Information provided:
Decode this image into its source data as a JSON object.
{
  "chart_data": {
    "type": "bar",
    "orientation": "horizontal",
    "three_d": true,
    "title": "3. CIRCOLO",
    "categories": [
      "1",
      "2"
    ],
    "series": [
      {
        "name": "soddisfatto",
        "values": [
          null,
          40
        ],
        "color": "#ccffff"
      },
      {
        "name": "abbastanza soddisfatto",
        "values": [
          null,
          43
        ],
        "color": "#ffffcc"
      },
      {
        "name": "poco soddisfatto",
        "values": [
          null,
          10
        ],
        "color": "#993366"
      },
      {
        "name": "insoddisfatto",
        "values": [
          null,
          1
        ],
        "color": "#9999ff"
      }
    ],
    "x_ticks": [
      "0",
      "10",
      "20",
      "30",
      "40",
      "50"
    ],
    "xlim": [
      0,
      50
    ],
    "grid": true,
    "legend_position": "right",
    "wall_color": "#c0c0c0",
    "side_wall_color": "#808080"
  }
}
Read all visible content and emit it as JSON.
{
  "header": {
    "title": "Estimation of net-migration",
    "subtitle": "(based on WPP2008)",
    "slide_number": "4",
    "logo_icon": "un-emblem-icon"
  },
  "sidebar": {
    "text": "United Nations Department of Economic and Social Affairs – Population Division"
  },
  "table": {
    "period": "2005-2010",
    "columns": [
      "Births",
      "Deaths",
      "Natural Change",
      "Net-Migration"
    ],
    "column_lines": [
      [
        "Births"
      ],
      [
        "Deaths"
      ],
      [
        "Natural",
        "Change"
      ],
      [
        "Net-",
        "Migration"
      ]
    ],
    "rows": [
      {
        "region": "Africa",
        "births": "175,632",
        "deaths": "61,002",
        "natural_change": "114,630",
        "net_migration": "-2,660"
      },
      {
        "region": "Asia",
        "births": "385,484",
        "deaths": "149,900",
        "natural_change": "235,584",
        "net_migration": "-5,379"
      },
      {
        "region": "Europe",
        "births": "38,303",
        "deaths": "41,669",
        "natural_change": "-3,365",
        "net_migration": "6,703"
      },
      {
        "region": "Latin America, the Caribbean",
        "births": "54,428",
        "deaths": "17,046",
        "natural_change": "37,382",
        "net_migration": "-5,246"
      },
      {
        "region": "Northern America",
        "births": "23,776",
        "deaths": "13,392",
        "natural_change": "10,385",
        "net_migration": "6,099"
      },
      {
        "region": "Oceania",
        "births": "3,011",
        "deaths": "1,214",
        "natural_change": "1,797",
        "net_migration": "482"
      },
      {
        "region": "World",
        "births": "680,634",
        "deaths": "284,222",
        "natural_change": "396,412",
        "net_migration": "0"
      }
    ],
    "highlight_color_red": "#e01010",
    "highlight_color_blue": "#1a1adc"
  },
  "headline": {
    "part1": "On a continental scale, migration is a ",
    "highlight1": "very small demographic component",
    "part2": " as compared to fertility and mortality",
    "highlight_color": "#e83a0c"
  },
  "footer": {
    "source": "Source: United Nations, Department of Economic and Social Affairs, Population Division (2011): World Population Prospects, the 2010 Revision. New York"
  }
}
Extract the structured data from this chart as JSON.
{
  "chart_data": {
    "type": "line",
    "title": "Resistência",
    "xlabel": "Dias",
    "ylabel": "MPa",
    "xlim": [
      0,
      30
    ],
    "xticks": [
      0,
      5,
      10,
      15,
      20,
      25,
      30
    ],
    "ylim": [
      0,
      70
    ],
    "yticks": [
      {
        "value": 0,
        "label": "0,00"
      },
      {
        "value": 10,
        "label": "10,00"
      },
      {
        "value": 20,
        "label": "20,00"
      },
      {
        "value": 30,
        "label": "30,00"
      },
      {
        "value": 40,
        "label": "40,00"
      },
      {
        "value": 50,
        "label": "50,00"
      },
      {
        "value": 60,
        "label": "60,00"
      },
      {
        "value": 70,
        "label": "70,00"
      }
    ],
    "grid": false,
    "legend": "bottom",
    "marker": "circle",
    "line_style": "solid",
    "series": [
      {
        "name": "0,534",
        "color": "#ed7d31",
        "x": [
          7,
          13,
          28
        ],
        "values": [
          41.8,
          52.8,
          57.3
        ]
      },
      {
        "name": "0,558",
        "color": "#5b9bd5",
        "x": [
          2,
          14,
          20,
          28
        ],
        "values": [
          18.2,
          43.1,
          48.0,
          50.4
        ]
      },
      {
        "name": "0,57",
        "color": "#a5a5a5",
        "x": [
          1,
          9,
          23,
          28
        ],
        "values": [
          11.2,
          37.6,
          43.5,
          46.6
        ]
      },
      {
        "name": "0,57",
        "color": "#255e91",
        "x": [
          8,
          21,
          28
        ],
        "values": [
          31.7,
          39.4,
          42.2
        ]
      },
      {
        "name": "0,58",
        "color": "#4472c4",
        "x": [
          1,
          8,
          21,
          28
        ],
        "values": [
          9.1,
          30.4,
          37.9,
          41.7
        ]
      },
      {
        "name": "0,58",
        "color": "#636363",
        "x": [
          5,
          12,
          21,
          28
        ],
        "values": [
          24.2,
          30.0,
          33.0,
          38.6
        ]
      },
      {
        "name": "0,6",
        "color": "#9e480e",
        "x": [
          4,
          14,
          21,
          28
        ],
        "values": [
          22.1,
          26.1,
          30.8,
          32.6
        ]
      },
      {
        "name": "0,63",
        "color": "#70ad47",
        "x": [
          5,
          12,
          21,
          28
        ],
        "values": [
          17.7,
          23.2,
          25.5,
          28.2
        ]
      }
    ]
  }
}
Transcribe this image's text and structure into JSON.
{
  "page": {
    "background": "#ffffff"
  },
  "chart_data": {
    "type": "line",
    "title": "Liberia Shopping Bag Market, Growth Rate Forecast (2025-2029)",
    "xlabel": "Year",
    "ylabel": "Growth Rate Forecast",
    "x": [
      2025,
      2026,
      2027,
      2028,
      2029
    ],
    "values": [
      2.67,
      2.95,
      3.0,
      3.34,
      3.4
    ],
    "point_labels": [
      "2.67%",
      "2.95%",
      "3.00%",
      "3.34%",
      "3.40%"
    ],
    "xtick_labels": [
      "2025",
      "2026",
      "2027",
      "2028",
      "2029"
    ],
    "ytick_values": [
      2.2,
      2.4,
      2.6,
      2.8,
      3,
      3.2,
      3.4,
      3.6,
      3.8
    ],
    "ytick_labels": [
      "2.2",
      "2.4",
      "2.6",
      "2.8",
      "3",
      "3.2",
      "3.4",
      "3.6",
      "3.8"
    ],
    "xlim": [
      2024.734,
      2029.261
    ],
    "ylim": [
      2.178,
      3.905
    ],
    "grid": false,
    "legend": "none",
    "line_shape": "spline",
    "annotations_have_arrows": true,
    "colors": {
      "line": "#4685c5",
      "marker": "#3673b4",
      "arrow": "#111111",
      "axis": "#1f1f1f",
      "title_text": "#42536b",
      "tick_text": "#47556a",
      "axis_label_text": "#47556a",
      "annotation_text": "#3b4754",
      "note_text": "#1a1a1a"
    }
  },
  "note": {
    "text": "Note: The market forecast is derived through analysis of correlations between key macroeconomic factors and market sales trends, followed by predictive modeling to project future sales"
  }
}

What is expected: Give all the entries again exactly; leave none out.

The solution:
Decode this image into its source data as a JSON object.
{
  "chart_data": {
    "type": "bar",
    "orientation": "horizontal",
    "three_d": true,
    "title": "3. CIRCOLO",
    "categories": [
      "1",
      "2"
    ],
    "series": [
      {
        "name": "soddisfatto",
        "values": [
          null,
          40
        ],
        "color": "#ccffff"
      },
      {
        "name": "abbastanza soddisfatto",
        "values": [
          null,
          43
        ],
        "color": "#ffffcc"
      },
      {
        "name": "poco soddisfatto",
        "values": [
          null,
          10
        ],
        "color": "#993366"
      },
      {
        "name": "insoddisfatto",
        "values": [
          null,
          1
        ],
        "color": "#9999ff"
      }
    ],
    "x_ticks": [
      "0",
      "10",
      "20",
      "30",
      "40",
      "50"
    ],
    "xlim": [
      0,
      50
    ],
    "grid": true,
    "legend_position": "right",
    "wall_color": "#c0c0c0",
    "side_wall_color": "#808080"
  }
}
Read all visible content and emit it as JSON.
{
  "header": {
    "title": "Estimation of net-migration",
    "subtitle": "(based on WPP2008)",
    "slide_number": "4",
    "logo_icon": "un-emblem-icon"
  },
  "sidebar": {
    "text": "United Nations Department of Economic and Social Affairs – Population Division"
  },
  "table": {
    "period": "2005-2010",
    "columns": [
      "Births",
      "Deaths",
      "Natural Change",
      "Net-Migration"
    ],
    "column_lines": [
      [
        "Births"
      ],
      [
        "Deaths"
      ],
      [
        "Natural",
        "Change"
      ],
      [
        "Net-",
        "Migration"
      ]
    ],
    "rows": [
      {
        "region": "Africa",
        "births": "175,632",
        "deaths": "61,002",
        "natural_change": "114,630",
        "net_migration": "-2,660"
      },
      {
        "region": "Asia",
        "births": "385,484",
        "deaths": "149,900",
        "natural_change": "235,584",
        "net_migration": "-5,379"
      },
      {
        "region": "Europe",
        "births": "38,303",
        "deaths": "41,669",
        "natural_change": "-3,365",
        "net_migration": "6,703"
      },
      {
        "region": "Latin America, the Caribbean",
        "births": "54,428",
        "deaths": "17,046",
        "natural_change": "37,382",
        "net_migration": "-5,246"
      },
      {
        "region": "Northern America",
        "births": "23,776",
        "deaths": "13,392",
        "natural_change": "10,385",
        "net_migration": "6,099"
      },
      {
        "region": "Oceania",
        "births": "3,011",
        "deaths": "1,214",
        "natural_change": "1,797",
        "net_migration": "482"
      },
      {
        "region": "World",
        "births": "680,634",
        "deaths": "284,222",
        "natural_change": "396,412",
        "net_migration": "0"
      }
    ],
    "highlight_color_red": "#e01010",
    "highlight_color_blue": "#1a1adc"
  },
  "headline": {
    "part1": "On a continental scale, migration is a ",
    "highlight1": "very small demographic component",
    "part2": " as compared to fertility and mortality",
    "highlight_color": "#e83a0c"
  },
  "footer": {
    "source": "Source: United Nations, Department of Economic and Social Affairs, Population Division (2011): World Population Prospects, the 2010 Revision. New York"
  }
}
Extract the structured data from this chart as JSON.
{
  "chart_data": {
    "type": "line",
    "title": "Resistência",
    "xlabel": "Dias",
    "ylabel": "MPa",
    "xlim": [
      0,
      30
    ],
    "xticks": [
      0,
      5,
      10,
      15,
      20,
      25,
      30
    ],
    "ylim": [
      0,
      70
    ],
    "yticks": [
      {
        "value": 0,
        "label": "0,00"
      },
      {
        "value": 10,
        "label": "10,00"
      },
      {
        "value": 20,
        "label": "20,00"
      },
      {
        "value": 30,
        "label": "30,00"
      },
      {
        "value": 40,
        "label": "40,00"
      },
      {
        "value": 50,
        "label": "50,00"
      },
      {
        "value": 60,
        "label": "60,00"
      },
      {
        "value": 70,
        "label": "70,00"
      }
    ],
    "grid": false,
    "legend": "bottom",
    "marker": "circle",
    "line_style": "solid",
    "series": [
      {
        "name": "0,534",
        "color": "#ed7d31",
        "x": [
          7,
          13,
          28
        ],
        "values": [
          41.8,
          52.8,
          57.3
        ]
      },
      {
        "name": "0,558",
        "color": "#5b9bd5",
        "x": [
          2,
          14,
          20,
          28
        ],
        "values": [
          18.2,
          43.1,
          48.0,
          50.4
        ]
      },
      {
        "name": "0,57",
        "color": "#a5a5a5",
        "x": [
          1,
          9,
          23,
          28
        ],
        "values": [
          11.2,
          37.6,
          43.5,
          46.6
        ]
      },
      {
        "name": "0,57",
        "color": "#255e91",
        "x": [
          8,
          21,
          28
        ],
        "values": [
          31.7,
          39.4,
          42.2
        ]
      },
      {
        "name": "0,58",
        "color": "#4472c4",
        "x": [
          1,
          8,
          21,
          28
        ],
        "values": [
          9.1,
          30.4,
          37.9,
          41.7
        ]
      },
      {
        "name": "0,58",
        "color": "#636363",
        "x": [
          5,
          12,
          21,
          28
        ],
        "values": [
          24.2,
          30.0,
          33.0,
          38.6
        ]
      },
      {
        "name": "0,6",
        "color": "#9e480e",
        "x": [
          4,
          14,
          21,
          28
        ],
        "values": [
          22.1,
          26.1,
          30.8,
          32.6
        ]
      },
      {
        "name": "0,63",
        "color": "#70ad47",
        "x": [
          5,
          12,
          21,
          28
        ],
        "values": [
          17.7,
          23.2,
          25.5,
          28.2
        ]
      }
    ]
  }
}
Transcribe this image's text and structure into JSON.
{
  "page": {
    "background": "#ffffff"
  },
  "chart_data": {
    "type": "line",
    "title": "Liberia Shopping Bag Market, Growth Rate Forecast (2025-2029)",
    "xlabel": "Year",
    "ylabel": "Growth Rate Forecast",
    "x": [
      2025,
      2026,
      2027,
      2028,
      2029
    ],
    "values": [
      2.67,
      2.95,
      3.0,
      3.34,
      3.4
    ],
    "point_labels": [
      "2.67%",
      "2.95%",
      "3.00%",
      "3.34%",
      "3.40%"
    ],
    "xtick_labels": [
      "2025",
      "2026",
      "2027",
      "2028",
      "2029"
    ],
    "ytick_values": [
      2.2,
      2.4,
      2.6,
      2.8,
      3,
      3.2,
      3.4,
      3.6,
      3.8
    ],
    "ytick_labels": [
      "2.2",
      "2.4",
      "2.6",
      "2.8",
      "3",
      "3.2",
      "3.4",
      "3.6",
      "3.8"
    ],
    "xlim": [
      2024.734,
      2029.261
    ],
    "ylim": [
      2.178,
      3.905
    ],
    "grid": false,
    "legend": "none",
    "line_shape": "spline",
    "annotations_have_arrows": true,
    "colors": {
      "line": "#4685c5",
      "marker": "#3673b4",
      "arrow": "#111111",
      "axis": "#1f1f1f",
      "title_text": "#42536b",
      "tick_text": "#47556a",
      "axis_label_text": "#47556a",
      "annotation_text": "#3b4754",
      "note_text": "#1a1a1a"
    }
  },
  "note": {
    "text": "Note: The market forecast is derived through analysis of correlations between key macroeconomic factors and market sales trends, followed by predictive modeling to project future sales"
  }
}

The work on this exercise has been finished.